* TASK GOAL: Write out each line of the material again, word for word.

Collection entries
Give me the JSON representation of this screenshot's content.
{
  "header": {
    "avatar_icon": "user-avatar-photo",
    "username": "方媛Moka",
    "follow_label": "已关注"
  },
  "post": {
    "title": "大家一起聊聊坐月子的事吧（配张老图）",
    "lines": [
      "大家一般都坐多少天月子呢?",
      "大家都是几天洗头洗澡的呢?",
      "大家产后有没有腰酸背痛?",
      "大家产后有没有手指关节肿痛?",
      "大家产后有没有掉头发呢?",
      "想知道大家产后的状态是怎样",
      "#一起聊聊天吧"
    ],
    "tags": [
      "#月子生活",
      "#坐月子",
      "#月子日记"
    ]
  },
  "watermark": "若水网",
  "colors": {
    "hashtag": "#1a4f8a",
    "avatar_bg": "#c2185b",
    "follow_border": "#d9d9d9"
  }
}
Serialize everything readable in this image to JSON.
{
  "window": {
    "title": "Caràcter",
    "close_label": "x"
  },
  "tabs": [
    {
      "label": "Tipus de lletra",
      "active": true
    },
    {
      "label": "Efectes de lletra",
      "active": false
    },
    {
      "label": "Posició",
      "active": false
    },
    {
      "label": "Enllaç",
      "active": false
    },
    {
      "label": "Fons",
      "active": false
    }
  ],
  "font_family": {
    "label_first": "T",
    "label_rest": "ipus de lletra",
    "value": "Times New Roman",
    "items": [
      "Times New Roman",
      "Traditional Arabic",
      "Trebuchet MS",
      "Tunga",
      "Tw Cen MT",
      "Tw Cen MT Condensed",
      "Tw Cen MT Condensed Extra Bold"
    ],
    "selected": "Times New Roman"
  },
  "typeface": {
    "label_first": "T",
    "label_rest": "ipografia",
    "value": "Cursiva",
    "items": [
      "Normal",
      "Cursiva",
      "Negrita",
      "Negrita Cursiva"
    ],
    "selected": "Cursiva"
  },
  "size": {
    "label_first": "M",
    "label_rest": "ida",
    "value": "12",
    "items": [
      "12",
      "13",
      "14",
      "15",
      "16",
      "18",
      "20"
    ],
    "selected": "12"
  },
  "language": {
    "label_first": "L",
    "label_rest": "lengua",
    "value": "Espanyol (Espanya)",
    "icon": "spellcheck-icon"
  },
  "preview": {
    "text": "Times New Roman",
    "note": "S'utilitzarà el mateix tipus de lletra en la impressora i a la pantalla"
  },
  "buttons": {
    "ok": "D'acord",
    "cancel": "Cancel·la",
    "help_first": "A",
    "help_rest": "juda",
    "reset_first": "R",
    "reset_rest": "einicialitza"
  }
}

* RIGHT ANSWER:
Give me the JSON representation of this screenshot's content.
{
  "header": {
    "avatar_icon": "user-avatar-photo",
    "username": "方媛Moka",
    "follow_label": "已关注"
  },
  "post": {
    "title": "大家一起聊聊坐月子的事吧（配张老图）",
    "lines": [
      "大家一般都坐多少天月子呢?",
      "大家都是几天洗头洗澡的呢?",
      "大家产后有没有腰酸背痛?",
      "大家产后有没有手指关节肿痛?",
      "大家产后有没有掉头发呢?",
      "想知道大家产后的状态是怎样",
      "#一起聊聊天吧"
    ],
    "tags": [
      "#月子生活",
      "#坐月子",
      "#月子日记"
    ]
  },
  "watermark": "若水网",
  "colors": {
    "hashtag": "#1a4f8a",
    "avatar_bg": "#c2185b",
    "follow_border": "#d9d9d9"
  }
}
Serialize everything readable in this image to JSON.
{
  "window": {
    "title": "Caràcter",
    "close_label": "x"
  },
  "tabs": [
    {
      "label": "Tipus de lletra",
      "active": true
    },
    {
      "label": "Efectes de lletra",
      "active": false
    },
    {
      "label": "Posició",
      "active": false
    },
    {
      "label": "Enllaç",
      "active": false
    },
    {
      "label": "Fons",
      "active": false
    }
  ],
  "font_family": {
    "label_first": "T",
    "label_rest": "ipus de lletra",
    "value": "Times New Roman",
    "items": [
      "Times New Roman",
      "Traditional Arabic",
      "Trebuchet MS",
      "Tunga",
      "Tw Cen MT",
      "Tw Cen MT Condensed",
      "Tw Cen MT Condensed Extra Bold"
    ],
    "selected": "Times New Roman"
  },
  "typeface": {
    "label_first": "T",
    "label_rest": "ipografia",
    "value": "Cursiva",
    "items": [
      "Normal",
      "Cursiva",
      "Negrita",
      "Negrita Cursiva"
    ],
    "selected": "Cursiva"
  },
  "size": {
    "label_first": "M",
    "label_rest": "ida",
    "value": "12",
    "items": [
      "12",
      "13",
      "14",
      "15",
      "16",
      "18",
      "20"
    ],
    "selected": "12"
  },
  "language": {
    "label_first": "L",
    "label_rest": "lengua",
    "value": "Espanyol (Espanya)",
    "icon": "spellcheck-icon"
  },
  "preview": {
    "text": "Times New Roman",
    "note": "S'utilitzarà el mateix tipus de lletra en la impressora i a la pantalla"
  },
  "buttons": {
    "ok": "D'acord",
    "cancel": "Cancel·la",
    "help_first": "A",
    "help_rest": "juda",
    "reset_first": "R",
    "reset_rest": "einicialitza"
  }
}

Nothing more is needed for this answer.